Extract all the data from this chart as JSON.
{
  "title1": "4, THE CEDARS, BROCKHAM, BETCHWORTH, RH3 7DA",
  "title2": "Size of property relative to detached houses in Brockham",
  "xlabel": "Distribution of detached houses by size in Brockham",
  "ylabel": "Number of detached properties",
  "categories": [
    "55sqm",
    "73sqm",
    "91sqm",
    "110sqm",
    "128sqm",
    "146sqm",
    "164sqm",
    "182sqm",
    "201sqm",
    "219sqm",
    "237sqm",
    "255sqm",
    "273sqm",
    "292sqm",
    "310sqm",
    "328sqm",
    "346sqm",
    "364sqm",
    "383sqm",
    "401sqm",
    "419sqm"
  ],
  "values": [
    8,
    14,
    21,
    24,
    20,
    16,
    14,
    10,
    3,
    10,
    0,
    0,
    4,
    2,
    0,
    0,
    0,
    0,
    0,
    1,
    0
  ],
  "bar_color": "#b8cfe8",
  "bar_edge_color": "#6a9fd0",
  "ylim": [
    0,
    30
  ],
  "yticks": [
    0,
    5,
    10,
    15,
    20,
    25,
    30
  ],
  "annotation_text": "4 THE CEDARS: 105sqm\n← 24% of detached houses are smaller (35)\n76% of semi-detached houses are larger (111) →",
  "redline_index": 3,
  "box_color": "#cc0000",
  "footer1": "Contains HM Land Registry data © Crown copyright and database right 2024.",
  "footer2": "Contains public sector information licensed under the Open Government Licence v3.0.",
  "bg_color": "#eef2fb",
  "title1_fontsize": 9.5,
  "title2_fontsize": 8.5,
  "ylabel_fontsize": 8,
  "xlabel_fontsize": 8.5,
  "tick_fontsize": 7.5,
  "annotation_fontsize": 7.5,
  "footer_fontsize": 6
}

— EXERCISE PROMPT —
Tally the lines of the data that contain the string "Contains" and report the total alone.

— RESPONSE —
2